What you are asked to do: Find every line in the records below that contains the word "more", and copy each such line.

Available data:
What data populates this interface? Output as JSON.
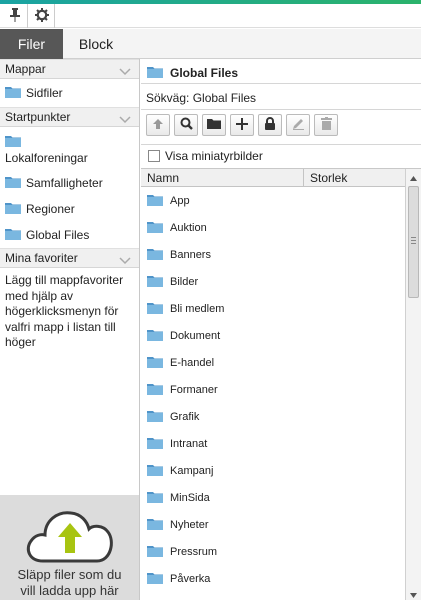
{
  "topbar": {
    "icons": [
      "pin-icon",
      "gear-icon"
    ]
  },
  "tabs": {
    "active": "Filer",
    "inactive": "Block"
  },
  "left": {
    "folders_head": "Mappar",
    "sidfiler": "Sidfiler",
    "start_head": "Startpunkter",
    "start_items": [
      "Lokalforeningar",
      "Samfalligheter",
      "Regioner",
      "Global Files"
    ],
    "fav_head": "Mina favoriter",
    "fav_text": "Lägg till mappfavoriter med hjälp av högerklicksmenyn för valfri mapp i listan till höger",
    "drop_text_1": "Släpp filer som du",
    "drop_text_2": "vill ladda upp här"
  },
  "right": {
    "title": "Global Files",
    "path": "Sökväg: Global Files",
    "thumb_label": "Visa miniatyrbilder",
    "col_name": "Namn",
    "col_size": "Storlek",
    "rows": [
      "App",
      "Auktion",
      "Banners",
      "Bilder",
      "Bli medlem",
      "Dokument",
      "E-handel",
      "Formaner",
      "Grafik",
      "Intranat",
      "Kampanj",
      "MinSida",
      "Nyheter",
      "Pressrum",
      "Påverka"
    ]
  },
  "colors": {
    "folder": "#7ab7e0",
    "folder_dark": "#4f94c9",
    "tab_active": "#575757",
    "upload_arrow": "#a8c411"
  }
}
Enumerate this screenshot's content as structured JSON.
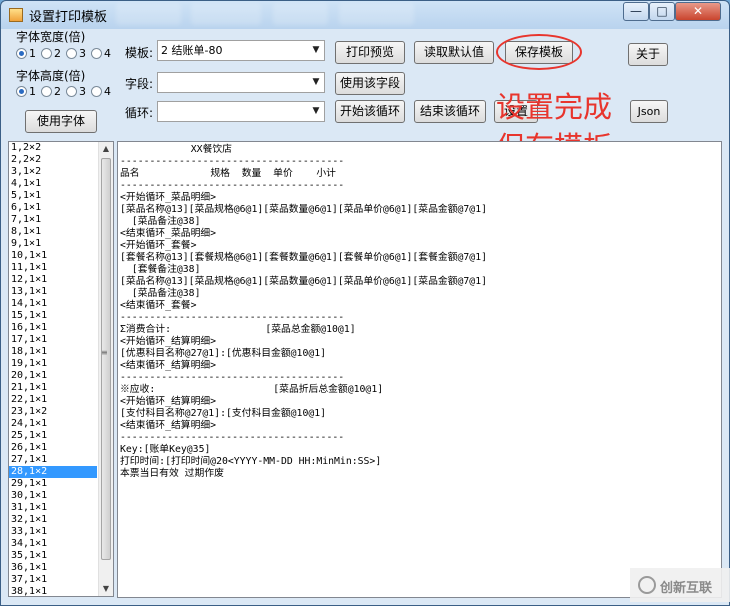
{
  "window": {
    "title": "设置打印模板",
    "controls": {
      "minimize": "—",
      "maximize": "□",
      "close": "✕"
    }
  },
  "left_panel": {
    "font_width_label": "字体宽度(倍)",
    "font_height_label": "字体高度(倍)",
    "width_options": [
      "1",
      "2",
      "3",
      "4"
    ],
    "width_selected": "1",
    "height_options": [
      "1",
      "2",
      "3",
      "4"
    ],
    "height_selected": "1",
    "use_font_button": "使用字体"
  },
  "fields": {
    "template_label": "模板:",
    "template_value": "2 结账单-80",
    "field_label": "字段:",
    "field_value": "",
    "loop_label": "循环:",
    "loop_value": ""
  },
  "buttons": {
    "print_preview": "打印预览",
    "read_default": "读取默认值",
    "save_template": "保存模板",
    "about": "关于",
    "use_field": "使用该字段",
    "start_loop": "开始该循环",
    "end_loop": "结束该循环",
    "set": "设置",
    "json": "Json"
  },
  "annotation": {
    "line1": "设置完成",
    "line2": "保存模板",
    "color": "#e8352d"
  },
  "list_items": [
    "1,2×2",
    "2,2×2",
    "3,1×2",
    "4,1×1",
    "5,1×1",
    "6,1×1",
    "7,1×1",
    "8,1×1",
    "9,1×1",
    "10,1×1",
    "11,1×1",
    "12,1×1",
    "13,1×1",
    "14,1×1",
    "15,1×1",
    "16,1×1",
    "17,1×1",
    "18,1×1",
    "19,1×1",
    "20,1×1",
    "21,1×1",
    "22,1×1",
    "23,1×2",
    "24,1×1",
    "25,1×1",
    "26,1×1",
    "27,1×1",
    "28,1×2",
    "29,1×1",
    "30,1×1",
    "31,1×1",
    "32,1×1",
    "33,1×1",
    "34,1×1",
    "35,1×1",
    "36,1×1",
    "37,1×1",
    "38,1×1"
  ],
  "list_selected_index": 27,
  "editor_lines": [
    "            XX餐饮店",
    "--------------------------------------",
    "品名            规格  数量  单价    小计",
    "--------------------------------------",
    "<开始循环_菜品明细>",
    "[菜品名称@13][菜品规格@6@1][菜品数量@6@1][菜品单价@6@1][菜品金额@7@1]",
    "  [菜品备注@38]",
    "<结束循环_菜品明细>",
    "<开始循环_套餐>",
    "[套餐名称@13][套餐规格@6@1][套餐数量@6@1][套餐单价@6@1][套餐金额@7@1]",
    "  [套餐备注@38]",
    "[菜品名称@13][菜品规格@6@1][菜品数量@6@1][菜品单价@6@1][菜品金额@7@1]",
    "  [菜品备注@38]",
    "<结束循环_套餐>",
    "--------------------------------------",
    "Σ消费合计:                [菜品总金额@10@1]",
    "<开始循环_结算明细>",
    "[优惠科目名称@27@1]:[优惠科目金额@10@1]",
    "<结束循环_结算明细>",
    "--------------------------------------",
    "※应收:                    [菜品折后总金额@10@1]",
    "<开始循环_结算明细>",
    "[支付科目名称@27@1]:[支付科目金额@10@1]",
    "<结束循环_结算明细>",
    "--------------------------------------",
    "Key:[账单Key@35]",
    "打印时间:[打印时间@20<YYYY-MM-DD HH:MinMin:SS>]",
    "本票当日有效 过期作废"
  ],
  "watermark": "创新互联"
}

---

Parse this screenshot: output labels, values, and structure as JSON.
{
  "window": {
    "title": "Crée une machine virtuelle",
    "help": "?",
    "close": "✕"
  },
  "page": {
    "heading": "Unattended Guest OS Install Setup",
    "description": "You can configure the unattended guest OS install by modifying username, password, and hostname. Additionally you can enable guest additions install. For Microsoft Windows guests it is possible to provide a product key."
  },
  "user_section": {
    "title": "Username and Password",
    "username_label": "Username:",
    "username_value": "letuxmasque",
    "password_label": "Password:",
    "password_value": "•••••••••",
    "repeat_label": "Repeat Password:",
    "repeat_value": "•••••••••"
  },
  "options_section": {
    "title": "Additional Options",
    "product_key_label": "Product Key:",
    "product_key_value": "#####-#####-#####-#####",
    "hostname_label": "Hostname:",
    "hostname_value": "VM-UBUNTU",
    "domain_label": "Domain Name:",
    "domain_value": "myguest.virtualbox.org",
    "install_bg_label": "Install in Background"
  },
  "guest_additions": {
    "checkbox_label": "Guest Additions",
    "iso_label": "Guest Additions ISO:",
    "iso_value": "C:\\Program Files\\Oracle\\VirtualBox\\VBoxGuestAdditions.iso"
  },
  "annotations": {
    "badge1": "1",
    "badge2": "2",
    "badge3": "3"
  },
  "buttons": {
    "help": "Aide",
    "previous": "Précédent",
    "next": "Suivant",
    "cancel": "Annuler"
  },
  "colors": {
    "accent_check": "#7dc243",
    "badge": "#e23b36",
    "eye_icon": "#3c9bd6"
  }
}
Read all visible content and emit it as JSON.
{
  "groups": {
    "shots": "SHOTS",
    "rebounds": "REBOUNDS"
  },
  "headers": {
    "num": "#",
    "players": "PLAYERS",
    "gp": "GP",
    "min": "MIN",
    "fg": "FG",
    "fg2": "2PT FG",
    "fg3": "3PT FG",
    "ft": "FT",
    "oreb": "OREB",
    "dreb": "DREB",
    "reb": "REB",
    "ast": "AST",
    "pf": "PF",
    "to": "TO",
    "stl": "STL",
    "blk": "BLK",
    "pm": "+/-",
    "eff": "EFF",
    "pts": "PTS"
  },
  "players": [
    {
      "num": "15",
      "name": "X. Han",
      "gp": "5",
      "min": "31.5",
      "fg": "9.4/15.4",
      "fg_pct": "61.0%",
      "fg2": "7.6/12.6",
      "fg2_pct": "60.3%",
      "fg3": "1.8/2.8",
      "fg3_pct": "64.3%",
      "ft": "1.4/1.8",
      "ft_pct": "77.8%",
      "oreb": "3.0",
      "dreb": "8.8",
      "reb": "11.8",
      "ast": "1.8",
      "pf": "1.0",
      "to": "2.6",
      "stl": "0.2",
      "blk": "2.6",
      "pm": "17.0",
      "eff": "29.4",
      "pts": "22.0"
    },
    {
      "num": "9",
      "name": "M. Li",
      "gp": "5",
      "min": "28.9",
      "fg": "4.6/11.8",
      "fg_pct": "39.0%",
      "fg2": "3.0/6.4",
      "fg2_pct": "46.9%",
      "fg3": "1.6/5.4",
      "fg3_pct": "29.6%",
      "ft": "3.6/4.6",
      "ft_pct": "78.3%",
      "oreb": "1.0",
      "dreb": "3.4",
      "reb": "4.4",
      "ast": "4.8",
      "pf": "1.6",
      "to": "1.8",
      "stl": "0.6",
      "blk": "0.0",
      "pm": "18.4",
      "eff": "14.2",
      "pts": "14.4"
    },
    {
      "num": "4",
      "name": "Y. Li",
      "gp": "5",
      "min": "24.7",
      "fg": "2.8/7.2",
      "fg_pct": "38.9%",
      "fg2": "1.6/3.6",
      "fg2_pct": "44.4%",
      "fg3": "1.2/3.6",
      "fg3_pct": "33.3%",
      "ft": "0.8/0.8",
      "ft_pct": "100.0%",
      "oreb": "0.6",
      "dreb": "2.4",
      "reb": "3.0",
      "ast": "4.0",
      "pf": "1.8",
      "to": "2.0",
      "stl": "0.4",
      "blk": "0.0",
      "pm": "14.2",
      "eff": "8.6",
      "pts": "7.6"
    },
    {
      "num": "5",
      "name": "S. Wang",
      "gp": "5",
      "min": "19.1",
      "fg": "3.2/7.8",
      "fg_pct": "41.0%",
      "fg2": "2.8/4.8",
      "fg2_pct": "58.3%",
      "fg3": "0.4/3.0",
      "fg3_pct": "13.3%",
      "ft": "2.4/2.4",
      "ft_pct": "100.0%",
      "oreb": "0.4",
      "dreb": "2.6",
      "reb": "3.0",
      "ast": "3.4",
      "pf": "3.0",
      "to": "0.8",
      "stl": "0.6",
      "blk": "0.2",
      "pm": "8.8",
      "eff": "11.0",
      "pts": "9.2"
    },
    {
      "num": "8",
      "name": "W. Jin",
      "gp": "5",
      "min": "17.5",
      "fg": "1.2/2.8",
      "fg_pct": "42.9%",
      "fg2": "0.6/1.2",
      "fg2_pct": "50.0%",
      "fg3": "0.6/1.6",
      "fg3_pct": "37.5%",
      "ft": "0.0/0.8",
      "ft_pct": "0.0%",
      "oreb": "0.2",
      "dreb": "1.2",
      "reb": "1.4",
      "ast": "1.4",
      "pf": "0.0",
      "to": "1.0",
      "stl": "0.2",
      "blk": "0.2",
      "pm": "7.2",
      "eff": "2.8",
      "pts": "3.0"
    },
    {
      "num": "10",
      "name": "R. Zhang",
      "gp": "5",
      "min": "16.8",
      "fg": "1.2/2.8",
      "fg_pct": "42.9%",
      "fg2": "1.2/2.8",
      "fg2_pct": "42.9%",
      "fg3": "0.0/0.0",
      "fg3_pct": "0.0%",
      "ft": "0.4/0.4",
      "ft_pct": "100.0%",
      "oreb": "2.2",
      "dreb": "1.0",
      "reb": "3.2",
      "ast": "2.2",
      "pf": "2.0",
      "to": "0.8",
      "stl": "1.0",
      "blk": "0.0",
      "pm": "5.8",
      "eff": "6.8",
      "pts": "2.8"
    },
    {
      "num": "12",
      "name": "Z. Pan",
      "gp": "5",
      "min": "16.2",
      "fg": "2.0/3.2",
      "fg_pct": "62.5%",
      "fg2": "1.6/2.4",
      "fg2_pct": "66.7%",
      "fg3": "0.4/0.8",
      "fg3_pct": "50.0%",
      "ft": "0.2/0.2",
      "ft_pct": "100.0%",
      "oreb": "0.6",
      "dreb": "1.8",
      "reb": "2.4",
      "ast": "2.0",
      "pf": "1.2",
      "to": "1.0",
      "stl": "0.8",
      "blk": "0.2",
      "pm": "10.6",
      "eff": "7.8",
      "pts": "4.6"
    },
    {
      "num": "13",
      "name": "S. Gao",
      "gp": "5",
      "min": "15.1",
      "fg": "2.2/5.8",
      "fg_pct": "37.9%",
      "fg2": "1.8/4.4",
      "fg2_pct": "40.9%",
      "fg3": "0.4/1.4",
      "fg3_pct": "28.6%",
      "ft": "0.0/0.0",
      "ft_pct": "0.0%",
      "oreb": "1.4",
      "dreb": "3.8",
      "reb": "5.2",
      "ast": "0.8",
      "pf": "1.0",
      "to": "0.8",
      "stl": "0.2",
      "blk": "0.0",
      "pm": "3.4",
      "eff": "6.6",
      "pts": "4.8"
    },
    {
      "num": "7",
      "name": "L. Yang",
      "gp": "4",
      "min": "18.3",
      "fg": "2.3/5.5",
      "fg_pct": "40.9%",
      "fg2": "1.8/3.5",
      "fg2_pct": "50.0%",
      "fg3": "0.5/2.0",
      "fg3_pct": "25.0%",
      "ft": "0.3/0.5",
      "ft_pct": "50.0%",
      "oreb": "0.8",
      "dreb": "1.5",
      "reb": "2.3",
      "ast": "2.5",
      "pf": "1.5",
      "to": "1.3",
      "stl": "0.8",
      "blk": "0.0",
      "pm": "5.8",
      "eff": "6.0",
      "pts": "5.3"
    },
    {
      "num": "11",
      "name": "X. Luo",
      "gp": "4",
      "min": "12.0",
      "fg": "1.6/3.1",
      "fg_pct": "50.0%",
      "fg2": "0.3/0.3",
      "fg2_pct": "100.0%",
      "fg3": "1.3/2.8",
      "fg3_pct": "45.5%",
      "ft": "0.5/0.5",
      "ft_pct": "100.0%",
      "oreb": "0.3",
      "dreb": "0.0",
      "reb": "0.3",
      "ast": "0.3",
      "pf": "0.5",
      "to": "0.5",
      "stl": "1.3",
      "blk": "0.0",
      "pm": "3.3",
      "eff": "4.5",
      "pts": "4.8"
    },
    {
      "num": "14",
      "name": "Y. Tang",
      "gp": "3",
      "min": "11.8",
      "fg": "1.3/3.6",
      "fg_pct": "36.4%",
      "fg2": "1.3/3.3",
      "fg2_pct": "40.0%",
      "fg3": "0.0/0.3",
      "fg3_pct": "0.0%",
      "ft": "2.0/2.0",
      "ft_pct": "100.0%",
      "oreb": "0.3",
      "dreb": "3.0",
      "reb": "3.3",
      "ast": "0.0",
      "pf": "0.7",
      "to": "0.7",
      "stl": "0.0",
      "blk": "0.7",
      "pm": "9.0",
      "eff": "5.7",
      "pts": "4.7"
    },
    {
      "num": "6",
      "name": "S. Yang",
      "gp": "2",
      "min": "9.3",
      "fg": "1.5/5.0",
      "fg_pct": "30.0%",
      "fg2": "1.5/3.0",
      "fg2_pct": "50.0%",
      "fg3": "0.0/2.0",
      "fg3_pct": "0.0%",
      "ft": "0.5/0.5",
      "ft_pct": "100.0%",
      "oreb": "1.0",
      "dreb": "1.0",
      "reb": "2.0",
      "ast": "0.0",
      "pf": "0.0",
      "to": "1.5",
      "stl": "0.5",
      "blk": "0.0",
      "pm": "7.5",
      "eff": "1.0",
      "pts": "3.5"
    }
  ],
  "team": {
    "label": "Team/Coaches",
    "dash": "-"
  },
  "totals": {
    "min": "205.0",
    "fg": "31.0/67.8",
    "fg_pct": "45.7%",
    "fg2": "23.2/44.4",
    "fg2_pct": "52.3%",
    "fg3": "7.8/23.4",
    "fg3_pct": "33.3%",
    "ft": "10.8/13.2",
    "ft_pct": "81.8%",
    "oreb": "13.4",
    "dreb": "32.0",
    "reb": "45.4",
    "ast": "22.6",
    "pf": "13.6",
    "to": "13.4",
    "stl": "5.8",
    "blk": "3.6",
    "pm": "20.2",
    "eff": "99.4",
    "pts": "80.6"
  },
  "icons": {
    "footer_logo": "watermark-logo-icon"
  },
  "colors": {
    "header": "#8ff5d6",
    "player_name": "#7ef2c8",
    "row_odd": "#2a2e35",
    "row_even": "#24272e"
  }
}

* * *

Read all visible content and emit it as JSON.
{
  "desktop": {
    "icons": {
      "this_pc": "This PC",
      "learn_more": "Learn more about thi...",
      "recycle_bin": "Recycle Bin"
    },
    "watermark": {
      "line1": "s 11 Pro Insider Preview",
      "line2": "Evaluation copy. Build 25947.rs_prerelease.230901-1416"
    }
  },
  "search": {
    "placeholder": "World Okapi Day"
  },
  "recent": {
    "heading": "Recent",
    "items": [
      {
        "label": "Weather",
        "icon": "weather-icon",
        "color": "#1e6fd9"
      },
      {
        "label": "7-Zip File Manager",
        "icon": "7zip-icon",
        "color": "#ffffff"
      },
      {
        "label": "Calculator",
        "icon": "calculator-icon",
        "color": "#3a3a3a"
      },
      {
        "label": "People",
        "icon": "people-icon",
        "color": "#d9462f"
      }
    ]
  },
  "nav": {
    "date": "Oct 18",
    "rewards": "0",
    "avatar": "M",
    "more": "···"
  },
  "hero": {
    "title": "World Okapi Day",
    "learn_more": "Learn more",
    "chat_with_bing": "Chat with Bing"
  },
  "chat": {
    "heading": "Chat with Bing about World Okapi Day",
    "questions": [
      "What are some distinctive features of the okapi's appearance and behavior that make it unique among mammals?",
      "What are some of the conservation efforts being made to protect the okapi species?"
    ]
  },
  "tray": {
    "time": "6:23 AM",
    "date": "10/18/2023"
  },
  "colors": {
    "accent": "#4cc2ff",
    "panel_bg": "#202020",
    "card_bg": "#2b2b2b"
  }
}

Final result:
      "learn_more": "Learn more about thi...",
    "more": "···"
    "learn_more": "Learn more",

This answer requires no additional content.